[Unbound-users] Unbound vs MS Resolver
Dave Warren
davew at hireahit.com
Tue Jun 3 17:57:37 UTC 2014
On 2014-06-03 05:49, Carsten Strotmann wrote:
> Dave Warren writes:
>
>> Obviously it's not a suitable replacement for Active Directory driven
>> DNS.
> why not? It is best practice to separate DNS resolver (caching DNS
> server like Unbound) and authoritative Server. While WinDNS can be used
> in both functions, it makes a good resilient and manageable DNS design
> to separate the DNS server functions on dedicated machines.
In general, I agree that it makes sense to split authoritative and
resolver roles. However, in the case of Windows and Active Directory,
Active Directory is built under the assumption that your DNS servers
accept AD authenticated dynamic updates, both from AD itself and from
clients, so it's best practice to only specify Microsoft DNS servers for
Active Directory domain controllers, member servers and workstations
when possible.

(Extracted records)
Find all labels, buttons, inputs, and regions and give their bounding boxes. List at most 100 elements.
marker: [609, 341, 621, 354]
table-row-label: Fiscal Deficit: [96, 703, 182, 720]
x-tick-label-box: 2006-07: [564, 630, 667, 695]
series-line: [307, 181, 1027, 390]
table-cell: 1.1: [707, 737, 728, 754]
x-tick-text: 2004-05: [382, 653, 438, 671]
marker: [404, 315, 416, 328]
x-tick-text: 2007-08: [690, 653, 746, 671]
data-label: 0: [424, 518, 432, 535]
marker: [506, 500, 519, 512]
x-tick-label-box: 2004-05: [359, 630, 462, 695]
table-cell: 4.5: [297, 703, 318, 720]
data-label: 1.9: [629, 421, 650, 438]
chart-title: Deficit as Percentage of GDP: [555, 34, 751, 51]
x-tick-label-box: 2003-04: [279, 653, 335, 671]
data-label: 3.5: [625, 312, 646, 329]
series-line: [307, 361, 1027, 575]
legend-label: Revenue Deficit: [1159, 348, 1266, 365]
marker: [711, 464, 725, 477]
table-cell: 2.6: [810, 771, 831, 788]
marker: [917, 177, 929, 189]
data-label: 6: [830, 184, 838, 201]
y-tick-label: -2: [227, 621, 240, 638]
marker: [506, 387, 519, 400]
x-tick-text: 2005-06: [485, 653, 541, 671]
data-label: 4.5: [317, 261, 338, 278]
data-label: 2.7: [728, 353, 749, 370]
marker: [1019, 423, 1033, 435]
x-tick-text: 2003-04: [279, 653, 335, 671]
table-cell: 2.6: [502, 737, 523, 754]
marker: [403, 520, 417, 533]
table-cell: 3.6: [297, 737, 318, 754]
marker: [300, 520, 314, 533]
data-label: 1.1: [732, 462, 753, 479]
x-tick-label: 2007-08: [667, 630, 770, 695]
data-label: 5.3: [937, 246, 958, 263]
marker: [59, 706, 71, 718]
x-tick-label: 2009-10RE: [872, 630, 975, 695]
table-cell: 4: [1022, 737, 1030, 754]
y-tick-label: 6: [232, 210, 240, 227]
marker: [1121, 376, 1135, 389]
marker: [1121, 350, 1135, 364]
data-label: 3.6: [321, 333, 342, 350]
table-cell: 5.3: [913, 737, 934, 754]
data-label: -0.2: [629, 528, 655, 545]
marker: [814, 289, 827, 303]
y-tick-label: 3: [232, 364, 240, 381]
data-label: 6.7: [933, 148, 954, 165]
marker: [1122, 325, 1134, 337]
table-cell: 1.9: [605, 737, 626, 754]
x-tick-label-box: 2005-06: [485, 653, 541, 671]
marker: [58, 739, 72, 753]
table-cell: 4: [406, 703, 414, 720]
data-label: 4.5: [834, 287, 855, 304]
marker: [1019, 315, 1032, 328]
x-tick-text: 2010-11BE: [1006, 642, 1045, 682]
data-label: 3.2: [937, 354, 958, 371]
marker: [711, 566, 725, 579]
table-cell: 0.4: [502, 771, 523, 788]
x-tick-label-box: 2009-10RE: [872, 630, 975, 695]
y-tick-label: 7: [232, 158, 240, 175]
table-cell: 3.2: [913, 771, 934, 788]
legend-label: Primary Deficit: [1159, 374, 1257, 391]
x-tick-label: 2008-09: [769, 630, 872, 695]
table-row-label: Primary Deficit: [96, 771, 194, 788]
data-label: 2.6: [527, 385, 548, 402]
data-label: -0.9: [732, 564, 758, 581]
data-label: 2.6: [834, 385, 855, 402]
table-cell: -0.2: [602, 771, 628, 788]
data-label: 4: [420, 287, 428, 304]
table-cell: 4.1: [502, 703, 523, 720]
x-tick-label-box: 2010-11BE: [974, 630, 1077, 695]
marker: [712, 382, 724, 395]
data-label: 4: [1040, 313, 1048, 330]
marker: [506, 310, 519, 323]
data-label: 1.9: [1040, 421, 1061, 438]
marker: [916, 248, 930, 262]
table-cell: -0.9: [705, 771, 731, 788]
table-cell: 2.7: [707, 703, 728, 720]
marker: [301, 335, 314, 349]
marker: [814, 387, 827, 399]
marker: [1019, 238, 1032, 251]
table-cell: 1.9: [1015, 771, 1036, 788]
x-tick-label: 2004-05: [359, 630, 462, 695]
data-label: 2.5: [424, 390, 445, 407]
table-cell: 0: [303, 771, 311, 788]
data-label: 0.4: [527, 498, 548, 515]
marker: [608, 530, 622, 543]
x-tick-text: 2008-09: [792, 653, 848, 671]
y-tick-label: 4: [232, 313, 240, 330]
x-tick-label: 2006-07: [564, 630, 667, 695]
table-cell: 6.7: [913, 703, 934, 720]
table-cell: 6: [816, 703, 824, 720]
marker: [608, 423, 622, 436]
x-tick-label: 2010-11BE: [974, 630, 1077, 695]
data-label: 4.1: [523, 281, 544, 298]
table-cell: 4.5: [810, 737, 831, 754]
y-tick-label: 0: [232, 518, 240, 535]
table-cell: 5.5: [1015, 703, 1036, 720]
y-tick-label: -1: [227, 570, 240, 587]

Stated exercise. Continue the mailing-list message on Unbound and Active Directory DNS from where it stops.

Right answer.
While you can do it via other methods (setting up AD's entries manually
or forwarding the appropriate zones), it takes a lot of head-banging to
get everything working and if you mess it up, the effects are subtle and
intermittent since parts of Windows will fall back on broadcasts and
other unreliable methods, and therefore will sometimes work even with
DNS misconfigured.
Also keep in mind that Microsoft's authoritative DNS is multi-master and
site-aware (so a machine registered in the current site will be
immediately available in DNS to the current site, but might take time to
propagate to other physical sites in the same DNS zone, balancing the
need for quick updates vs keeping the number of updates between sites
reasonable)
My theory is that each site (physical location as well as Active
Directory site/subnet) would have one unbound server that performs
internet resolution, with multiple AD servers that forward to the
unbound server.
> Unbound will nicely work as an secure DNSSEC validating resolver,
> resolving Internet names and also (possible) local Active Directory
> names that are stored on WinDNS AD integrated servers.
Microsoft DNS's DNSSEC support is limited at best, and it has no
pre-fetch support at all, so I'd like to use unbound for primary DNS
resolution. However, hosting Active Directory on anything but
Microsoft's DNS is outside of best practices for Active Directory.
>
>> However, even here, there's an interesting performance question: Is
>> it worth installing unbound and forwarding Microsoft DNS to unbound, or is it better to let Microsoft DNS perform it's own resolution?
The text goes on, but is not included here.